◆ DIRECTION: A verbatim copy of the records is required, with all pictures left out.

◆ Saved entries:
******************************

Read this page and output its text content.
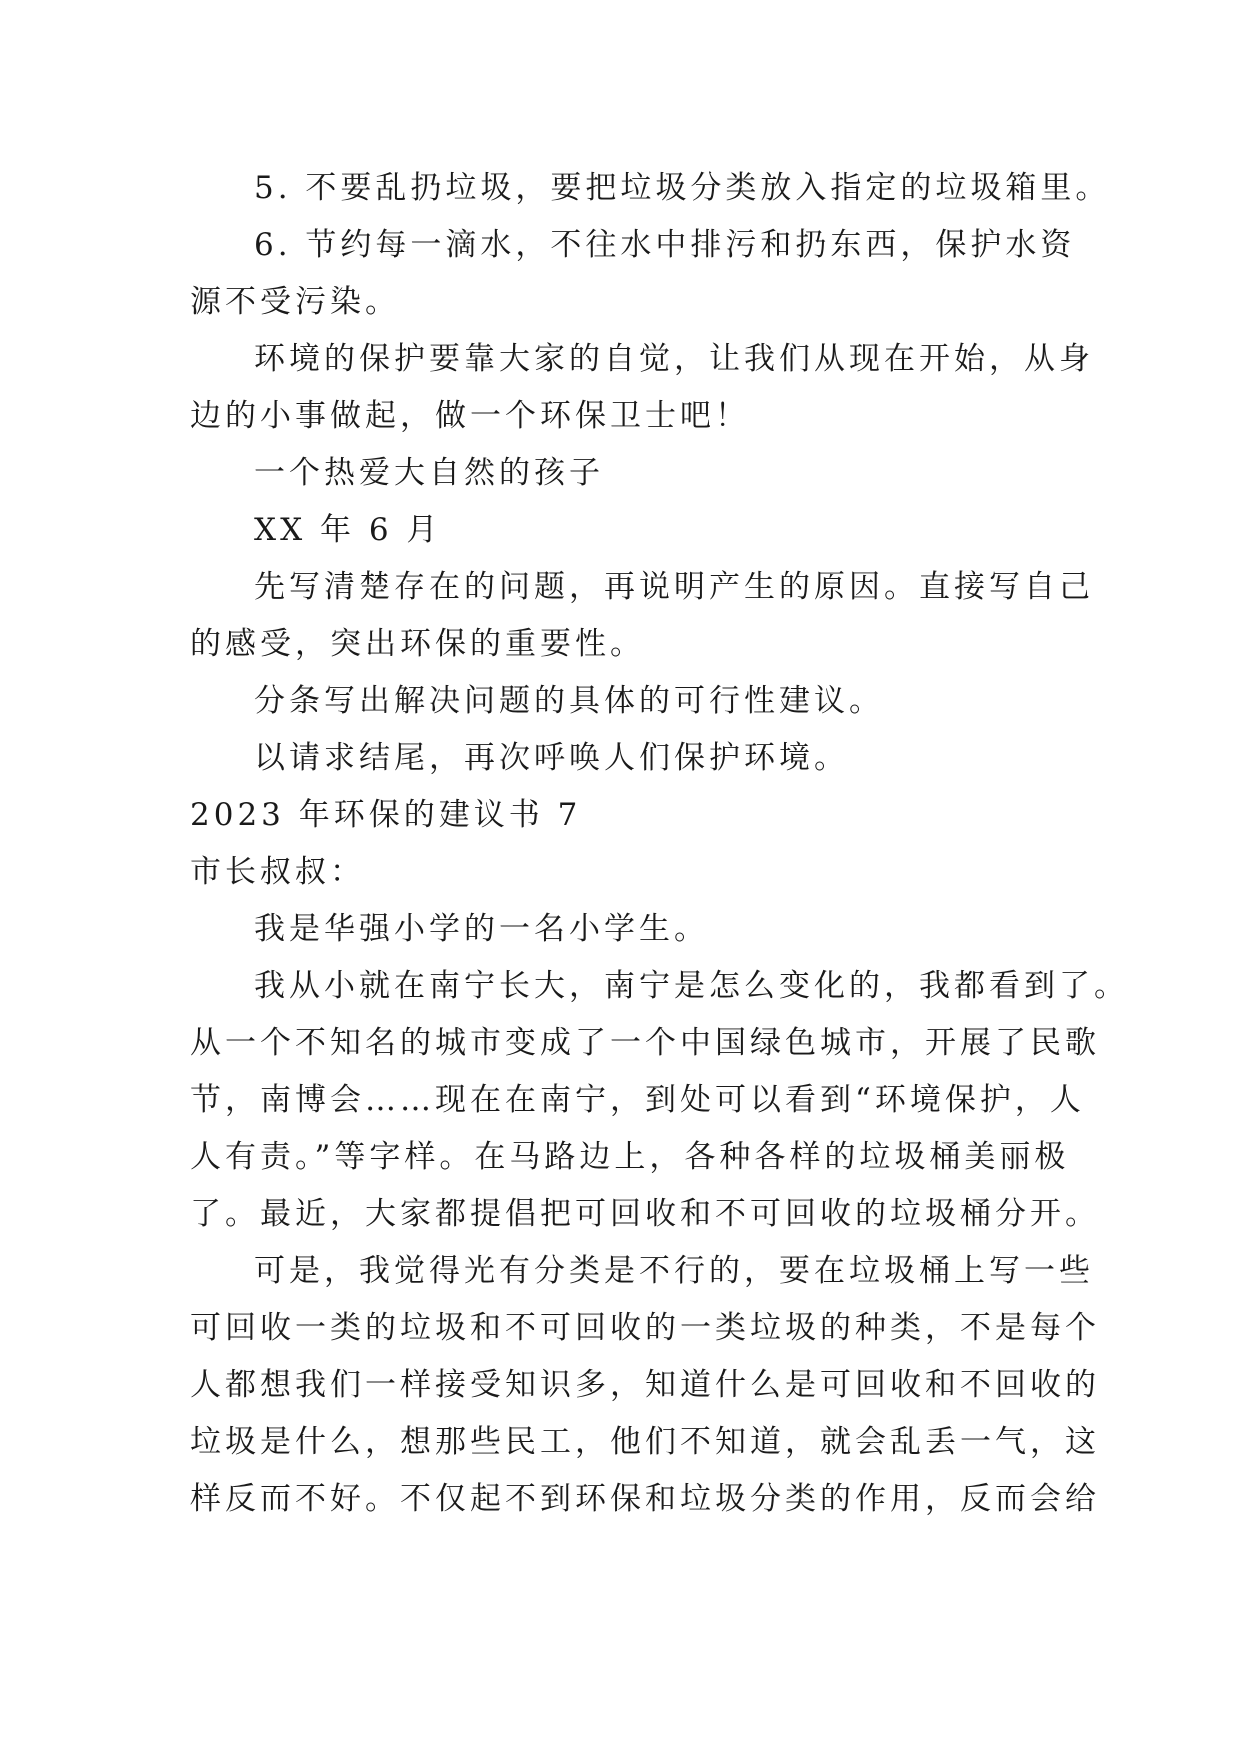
5. 不要乱扔垃圾，要把垃圾分类放入指定的垃圾箱里。
6. 节约每一滴水，不往水中排污和扔东西，保护水资
源不受污染。
环境的保护要靠大家的自觉，让我们从现在开始，从身
边的小事做起，做一个环保卫士吧！
一个热爱大自然的孩子
XX 年 6 月
先写清楚存在的问题，再说明产生的原因。直接写自己
的感受，突出环保的重要性。
分条写出解决问题的具体的可行性建议。
以请求结尾，再次呼唤人们保护环境。
2023 年环保的建议书 7
市长叔叔：
我是华强小学的一名小学生。
我从小就在南宁长大，南宁是怎么变化的，我都看到了。
从一个不知名的城市变成了一个中国绿色城市，开展了民歌
节，南博会……现在在南宁，到处可以看到“环境保护，人
人有责。”等字样。在马路边上，各种各样的垃圾桶美丽极
了。最近，大家都提倡把可回收和不可回收的垃圾桶分开。
可是，我觉得光有分类是不行的，要在垃圾桶上写一些
可回收一类的垃圾和不可回收的一类垃圾的种类，不是每个
人都想我们一样接受知识多，知道什么是可回收和不回收的
垃圾是什么，想那些民工，他们不知道，就会乱丢一气，这
样反而不好。不仅起不到环保和垃圾分类的作用，反而会给
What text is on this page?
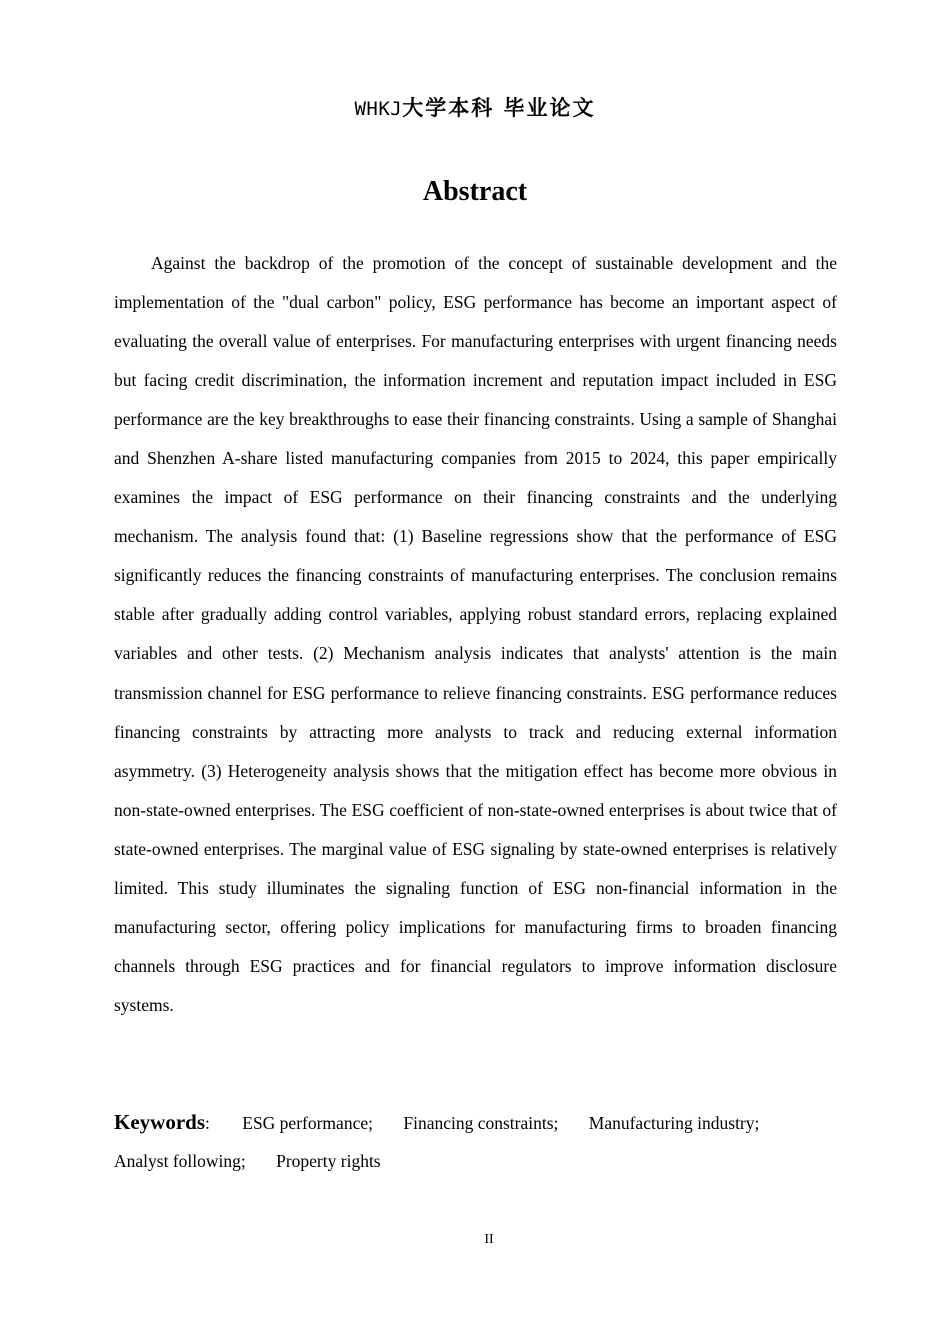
WHKJ大学本科 毕业论文
Abstract

Against the backdrop of the promotion of the concept of sustainable development and the implementation of the "dual carbon" policy, ESG performance has become an important aspect of evaluating the overall value of enterprises. For manufacturing enterprises with urgent financing needs but facing credit discrimination, the information increment and reputation impact included in ESG performance are the key breakthroughs to ease their financing constraints. Using a sample of Shanghai and Shenzhen A-share listed manufacturing companies from 2015 to 2024, this paper empirically examines the impact of ESG performance on their financing constraints and the underlying mechanism. The analysis found that: (1) Baseline regressions show that the performance of ESG significantly reduces the financing constraints of manufacturing enterprises. The conclusion remains stable after gradually adding control variables, applying robust standard errors, replacing explained variables and other tests. (2) Mechanism analysis indicates that analysts' attention is the main transmission channel for ESG performance to relieve financing constraints. ESG performance reduces financing constraints by attracting more analysts to track and reducing external information asymmetry. (3) Heterogeneity analysis shows that the mitigation effect has become more obvious in non-state-owned enterprises. The ESG coefficient of non-state-owned enterprises is about twice that of state-owned enterprises. The marginal value of ESG signaling by state-owned enterprises is relatively limited. This study illuminates the signaling function of ESG non-financial information in the manufacturing sector, offering policy implications for manufacturing firms to broaden financing channels through ESG practices and for financial regulators to improve information disclosure systems.

Keywords: ESG performance; Financing constraints; Manufacturing industry; Analyst following; Property rights
II
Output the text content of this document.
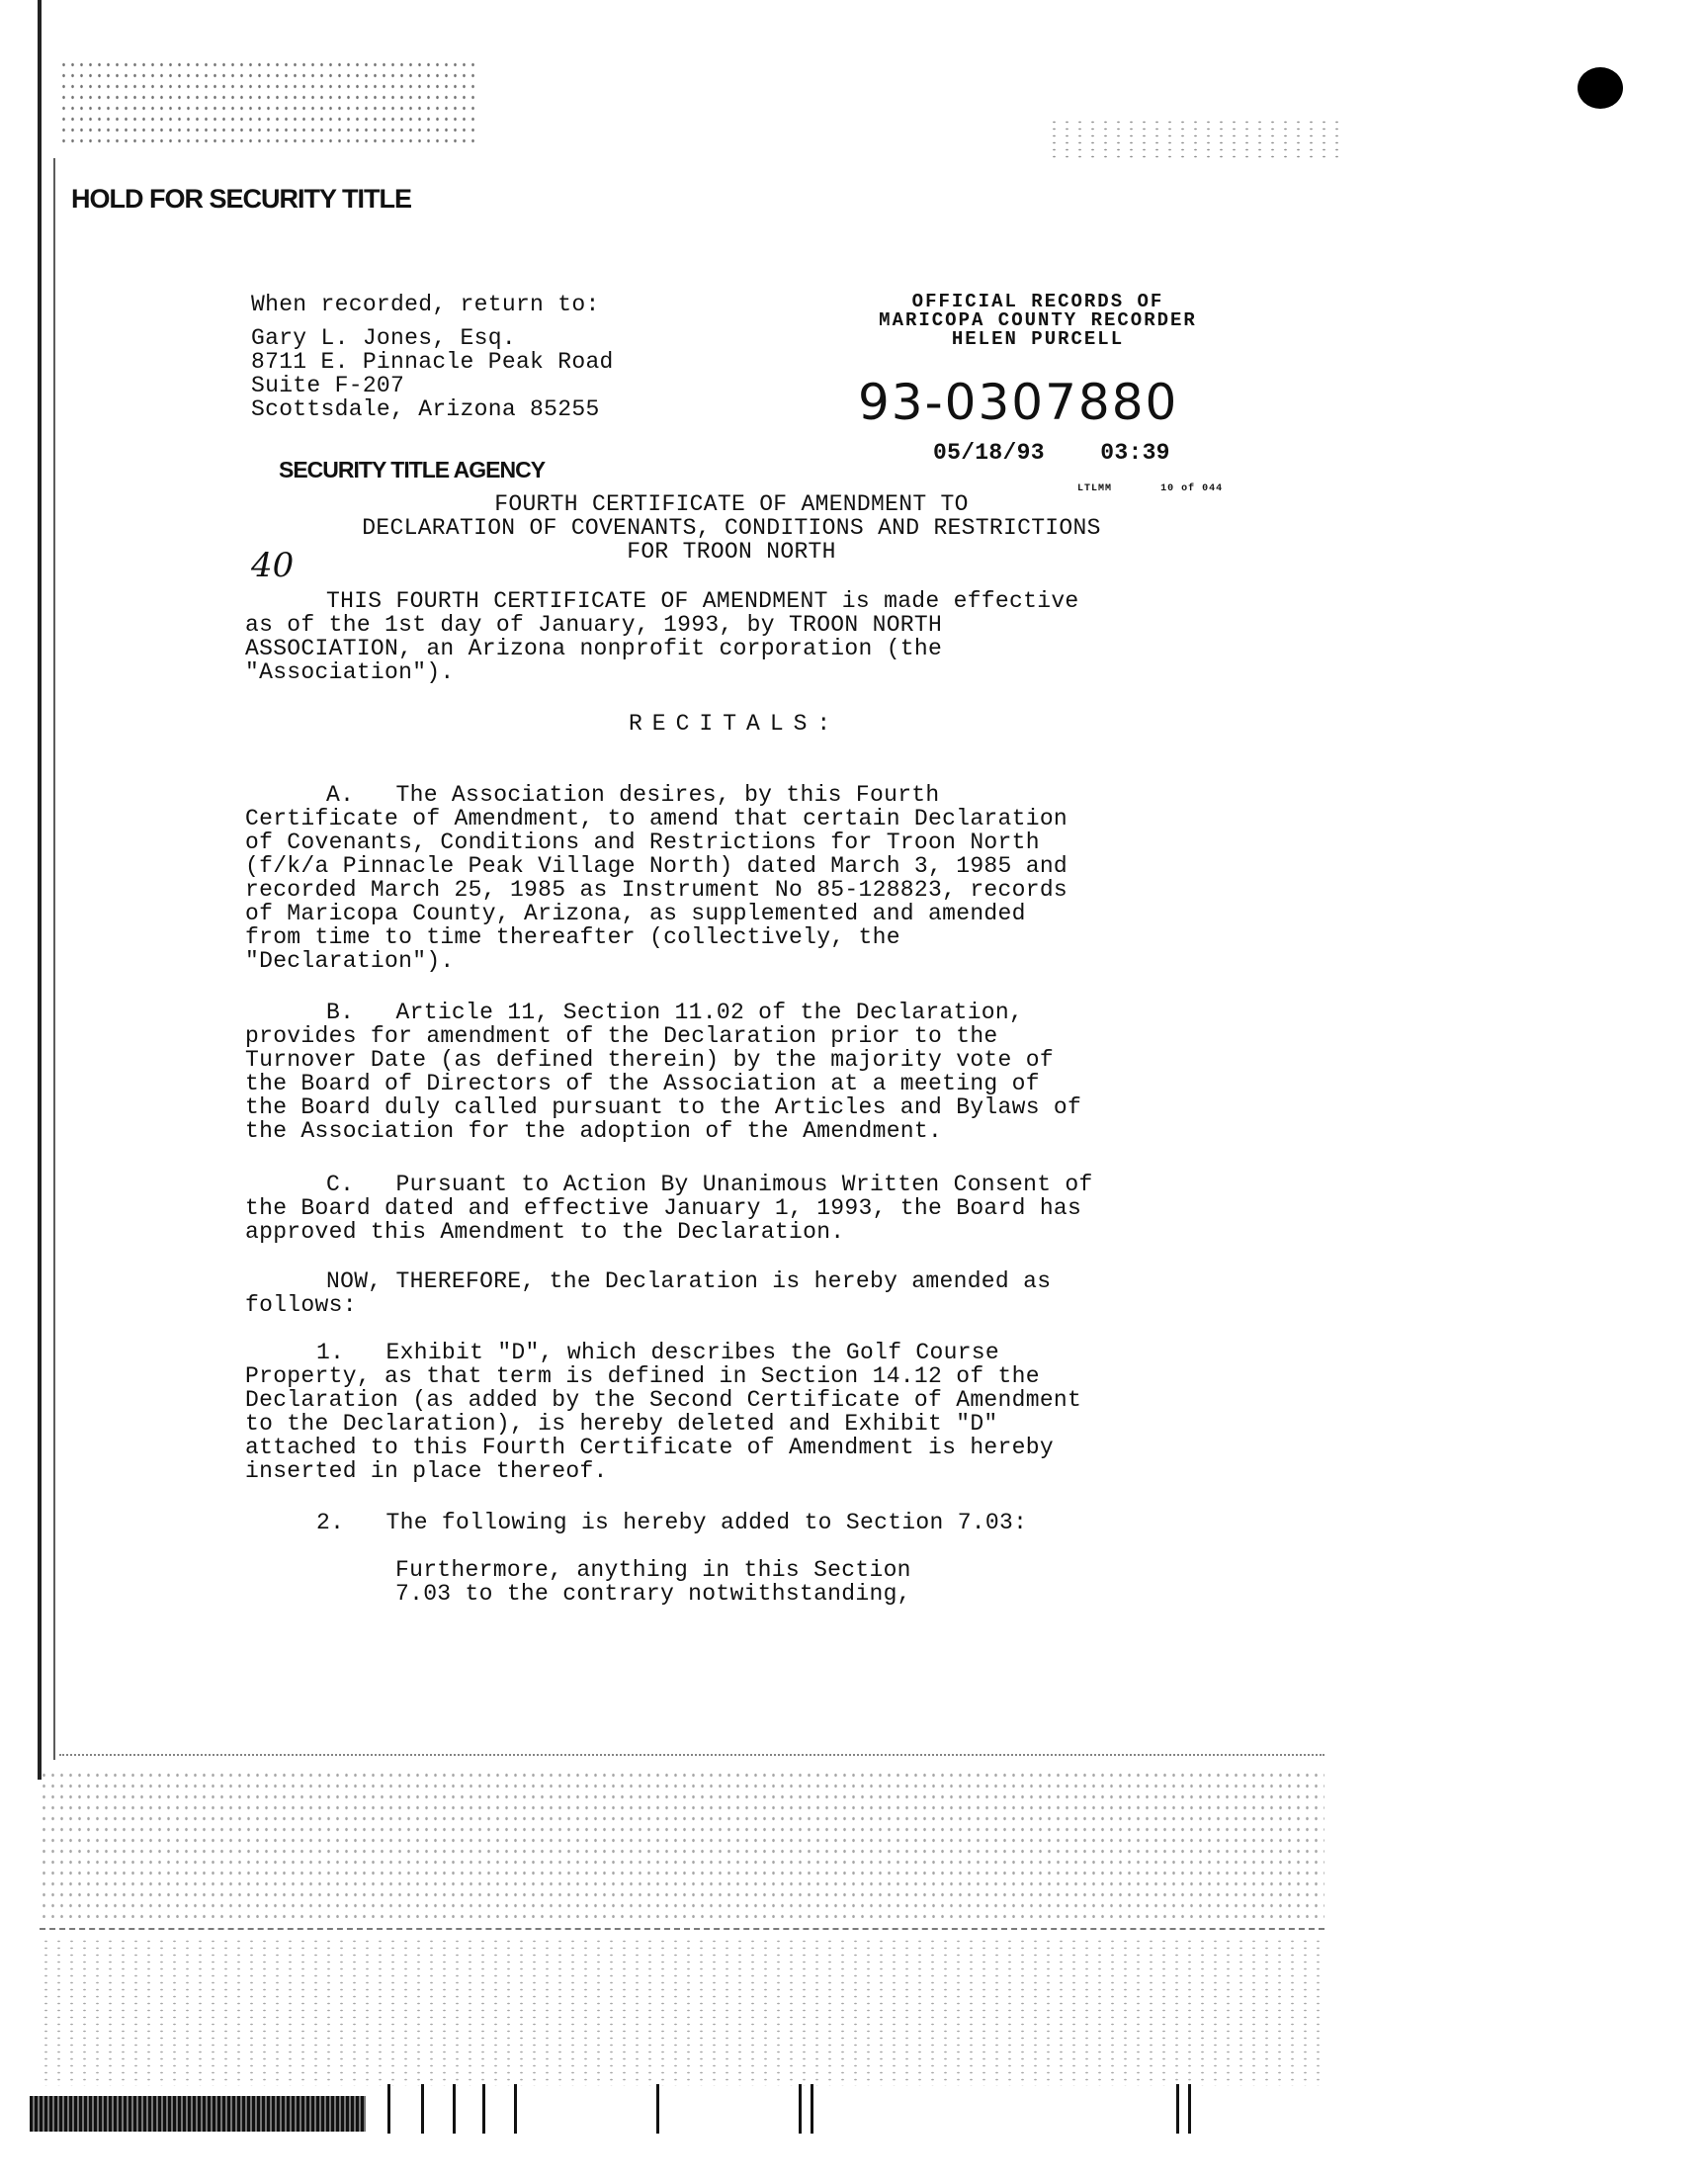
HOLD FOR SECURITY TITLE
When recorded, return to:
Gary L. Jones, Esq.
8711 E. Pinnacle Peak Road
Suite F-207
Scottsdale, Arizona 85255
SECURITY TITLE AGENCY
OFFICIAL RECORDS OF
MARICOPA COUNTY RECORDER
HELEN PURCELL
93-0307880
05/18/93 03:39
LTLMM	10 of 044
FOURTH CERTIFICATE OF AMENDMENT TO
DECLARATION OF COVENANTS, CONDITIONS AND RESTRICTIONS
FOR TROON NORTH
40
THIS FOURTH CERTIFICATE OF AMENDMENT is made effective
as of the 1st day of January, 1993, by TROON NORTH
ASSOCIATION, an Arizona nonprofit corporation (the
"Association").
RECITALS:
A.   The Association desires, by this Fourth
Certificate of Amendment, to amend that certain Declaration
of Covenants, Conditions and Restrictions for Troon North
(f/k/a Pinnacle Peak Village North) dated March 3, 1985 and
recorded March 25, 1985 as Instrument No 85-128823, records
of Maricopa County, Arizona, as supplemented and amended
from time to time thereafter (collectively, the
"Declaration").
B.   Article 11, Section 11.02 of the Declaration,
provides for amendment of the Declaration prior to the
Turnover Date (as defined therein) by the majority vote of
the Board of Directors of the Association at a meeting of
the Board duly called pursuant to the Articles and Bylaws of
the Association for the adoption of the Amendment.
C.   Pursuant to Action By Unanimous Written Consent of
the Board dated and effective January 1, 1993, the Board has
approved this Amendment to the Declaration.
NOW, THEREFORE, the Declaration is hereby amended as
follows:
1.   Exhibit "D", which describes the Golf Course
Property, as that term is defined in Section 14.12 of the
Declaration (as added by the Second Certificate of Amendment
to the Declaration), is hereby deleted and Exhibit "D"
attached to this Fourth Certificate of Amendment is hereby
inserted in place thereof.
2.   The following is hereby added to Section 7.03:
Furthermore, anything in this Section
7.03 to the contrary notwithstanding,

******************************

◆ RESPONSE:
Read this page and output its text content.
5. 不要乱扔垃圾，要把垃圾分类放入指定的垃圾箱里。
6. 节约每一滴水，不往水中排污和扔东西，保护水资
源不受污染。
环境的保护要靠大家的自觉，让我们从现在开始，从身
边的小事做起，做一个环保卫士吧！
一个热爱大自然的孩子
XX 年 6 月
先写清楚存在的问题，再说明产生的原因。直接写自己
的感受，突出环保的重要性。
分条写出解决问题的具体的可行性建议。
以请求结尾，再次呼唤人们保护环境。
2023 年环保的建议书 7
市长叔叔：
我是华强小学的一名小学生。
我从小就在南宁长大，南宁是怎么变化的，我都看到了。
从一个不知名的城市变成了一个中国绿色城市，开展了民歌
节，南博会……现在在南宁，到处可以看到“环境保护，人
人有责。”等字样。在马路边上，各种各样的垃圾桶美丽极
了。最近，大家都提倡把可回收和不可回收的垃圾桶分开。
可是，我觉得光有分类是不行的，要在垃圾桶上写一些
可回收一类的垃圾和不可回收的一类垃圾的种类，不是每个
人都想我们一样接受知识多，知道什么是可回收和不回收的
垃圾是什么，想那些民工，他们不知道，就会乱丢一气，这
样反而不好。不仅起不到环保和垃圾分类的作用，反而会给
What text is on this page?
WHKJ大学本科 毕业论文
Abstract

Against the backdrop of the promotion of the concept of sustainable development and the implementation of the "dual carbon" policy, ESG performance has become an important aspect of evaluating the overall value of enterprises. For manufacturing enterprises with urgent financing needs but facing credit discrimination, the information increment and reputation impact included in ESG performance are the key breakthroughs to ease their financing constraints. Using a sample of Shanghai and Shenzhen A-share listed manufacturing companies from 2015 to 2024, this paper empirically examines the impact of ESG performance on their financing constraints and the underlying mechanism. The analysis found that: (1) Baseline regressions show that the performance of ESG significantly reduces the financing constraints of manufacturing enterprises. The conclusion remains stable after gradually adding control variables, applying robust standard errors, replacing explained variables and other tests. (2) Mechanism analysis indicates that analysts' attention is the main transmission channel for ESG performance to relieve financing constraints. ESG performance reduces financing constraints by attracting more analysts to track and reducing external information asymmetry. (3) Heterogeneity analysis shows that the mitigation effect has become more obvious in non-state-owned enterprises. The ESG coefficient of non-state-owned enterprises is about twice that of state-owned enterprises. The marginal value of ESG signaling by state-owned enterprises is relatively limited. This study illuminates the signaling function of ESG non-financial information in the manufacturing sector, offering policy implications for manufacturing firms to broaden financing channels through ESG practices and for financial regulators to improve information disclosure systems.

Keywords: ESG performance; Financing constraints; Manufacturing industry; Analyst following; Property rights
II
Output the text content of this document.
HOLD FOR SECURITY TITLE
When recorded, return to:
Gary L. Jones, Esq.
8711 E. Pinnacle Peak Road
Suite F-207
Scottsdale, Arizona 85255
SECURITY TITLE AGENCY
OFFICIAL RECORDS OF
MARICOPA COUNTY RECORDER
HELEN PURCELL
93-0307880
05/18/93 03:39
LTLMM	10 of 044
FOURTH CERTIFICATE OF AMENDMENT TO
DECLARATION OF COVENANTS, CONDITIONS AND RESTRICTIONS
FOR TROON NORTH
40
THIS FOURTH CERTIFICATE OF AMENDMENT is made effective
as of the 1st day of January, 1993, by TROON NORTH
ASSOCIATION, an Arizona nonprofit corporation (the
"Association").
RECITALS:
A.   The Association desires, by this Fourth
Certificate of Amendment, to amend that certain Declaration
of Covenants, Conditions and Restrictions for Troon North
(f/k/a Pinnacle Peak Village North) dated March 3, 1985 and
recorded March 25, 1985 as Instrument No 85-128823, records
of Maricopa County, Arizona, as supplemented and amended
from time to time thereafter (collectively, the
"Declaration").
B.   Article 11, Section 11.02 of the Declaration,
provides for amendment of the Declaration prior to the
Turnover Date (as defined therein) by the majority vote of
the Board of Directors of the Association at a meeting of
the Board duly called pursuant to the Articles and Bylaws of
the Association for the adoption of the Amendment.
C.   Pursuant to Action By Unanimous Written Consent of
the Board dated and effective January 1, 1993, the Board has
approved this Amendment to the Declaration.
NOW, THEREFORE, the Declaration is hereby amended as
follows:
1.   Exhibit "D", which describes the Golf Course
Property, as that term is defined in Section 14.12 of the
Declaration (as added by the Second Certificate of Amendment
to the Declaration), is hereby deleted and Exhibit "D"
attached to this Fourth Certificate of Amendment is hereby
inserted in place thereof.
2.   The following is hereby added to Section 7.03:
Furthermore, anything in this Section
7.03 to the contrary notwithstanding,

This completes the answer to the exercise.